### Exercise directions:
The line containing "Read out every word on this page." marks where to begin; quote it and every line after it through the end of the data, exactly as written.

* start Records to process *

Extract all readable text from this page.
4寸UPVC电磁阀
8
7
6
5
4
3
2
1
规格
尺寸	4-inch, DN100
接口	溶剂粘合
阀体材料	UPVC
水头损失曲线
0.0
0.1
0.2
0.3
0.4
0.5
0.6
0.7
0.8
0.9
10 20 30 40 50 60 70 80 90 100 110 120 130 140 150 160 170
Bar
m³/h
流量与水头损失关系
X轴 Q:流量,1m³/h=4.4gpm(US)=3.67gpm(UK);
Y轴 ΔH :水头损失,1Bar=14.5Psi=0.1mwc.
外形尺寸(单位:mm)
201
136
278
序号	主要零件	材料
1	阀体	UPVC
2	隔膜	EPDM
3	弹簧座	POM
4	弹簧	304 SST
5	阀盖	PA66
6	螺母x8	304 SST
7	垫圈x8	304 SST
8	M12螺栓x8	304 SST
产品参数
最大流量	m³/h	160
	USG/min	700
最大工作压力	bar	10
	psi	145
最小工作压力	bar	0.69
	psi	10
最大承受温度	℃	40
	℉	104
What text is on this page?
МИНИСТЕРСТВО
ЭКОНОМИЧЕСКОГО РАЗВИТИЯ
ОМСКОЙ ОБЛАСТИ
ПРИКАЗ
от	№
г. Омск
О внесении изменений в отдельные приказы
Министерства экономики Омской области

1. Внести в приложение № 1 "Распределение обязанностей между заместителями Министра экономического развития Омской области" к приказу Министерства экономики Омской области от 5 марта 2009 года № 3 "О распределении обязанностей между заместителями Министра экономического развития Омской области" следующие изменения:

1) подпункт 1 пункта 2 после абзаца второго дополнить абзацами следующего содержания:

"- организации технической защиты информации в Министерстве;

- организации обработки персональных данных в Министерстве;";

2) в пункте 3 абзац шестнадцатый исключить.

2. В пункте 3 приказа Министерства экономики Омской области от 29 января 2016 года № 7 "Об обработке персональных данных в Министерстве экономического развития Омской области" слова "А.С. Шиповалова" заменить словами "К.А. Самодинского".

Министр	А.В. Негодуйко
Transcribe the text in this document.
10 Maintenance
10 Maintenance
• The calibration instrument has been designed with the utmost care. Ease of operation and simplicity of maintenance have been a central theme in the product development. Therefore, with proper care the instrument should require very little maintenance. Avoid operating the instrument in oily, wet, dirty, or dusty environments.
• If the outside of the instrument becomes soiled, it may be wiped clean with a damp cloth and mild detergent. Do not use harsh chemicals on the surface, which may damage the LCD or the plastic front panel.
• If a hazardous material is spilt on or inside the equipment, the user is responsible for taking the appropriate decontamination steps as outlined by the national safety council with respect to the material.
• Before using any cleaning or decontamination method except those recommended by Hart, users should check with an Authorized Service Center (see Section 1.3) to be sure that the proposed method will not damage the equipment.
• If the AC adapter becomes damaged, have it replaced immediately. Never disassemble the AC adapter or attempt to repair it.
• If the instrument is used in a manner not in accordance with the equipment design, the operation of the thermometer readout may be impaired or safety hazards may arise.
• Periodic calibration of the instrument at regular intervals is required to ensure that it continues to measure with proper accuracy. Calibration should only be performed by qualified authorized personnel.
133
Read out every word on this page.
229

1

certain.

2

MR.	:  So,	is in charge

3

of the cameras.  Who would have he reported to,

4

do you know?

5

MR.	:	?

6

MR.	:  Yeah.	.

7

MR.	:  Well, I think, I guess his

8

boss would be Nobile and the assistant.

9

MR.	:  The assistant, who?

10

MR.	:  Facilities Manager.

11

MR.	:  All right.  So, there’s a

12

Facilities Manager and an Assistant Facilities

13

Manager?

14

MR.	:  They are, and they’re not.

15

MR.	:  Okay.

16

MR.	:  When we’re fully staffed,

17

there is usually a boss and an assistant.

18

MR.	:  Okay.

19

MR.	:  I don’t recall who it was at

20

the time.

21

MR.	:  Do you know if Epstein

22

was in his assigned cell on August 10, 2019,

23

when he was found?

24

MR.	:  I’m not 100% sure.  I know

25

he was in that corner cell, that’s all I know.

* end Records to process *

### Exercise answer:
Read out every word on this page.
229

1

certain.

2

MR.	:  So,	is in charge

3

of the cameras.  Who would have he reported to,

4

do you know?

5

MR.	:	?

6

MR.	:  Yeah.	.

7

MR.	:  Well, I think, I guess his

8

boss would be Nobile and the assistant.

9

MR.	:  The assistant, who?

10

MR.	:  Facilities Manager.

11

MR.	:  All right.  So, there’s a

12

Facilities Manager and an Assistant Facilities

13

Manager?

14

MR.	:  They are, and they’re not.

15

MR.	:  Okay.

16

MR.	:  When we’re fully staffed,

17

there is usually a boss and an assistant.

18

MR.	:  Okay.

19

MR.	:  I don’t recall who it was at

20

the time.

21

MR.	:  Do you know if Epstein

22

was in his assigned cell on August 10, 2019,

23

when he was found?

24

MR.	:  I’m not 100% sure.  I know

25

he was in that corner cell, that’s all I know.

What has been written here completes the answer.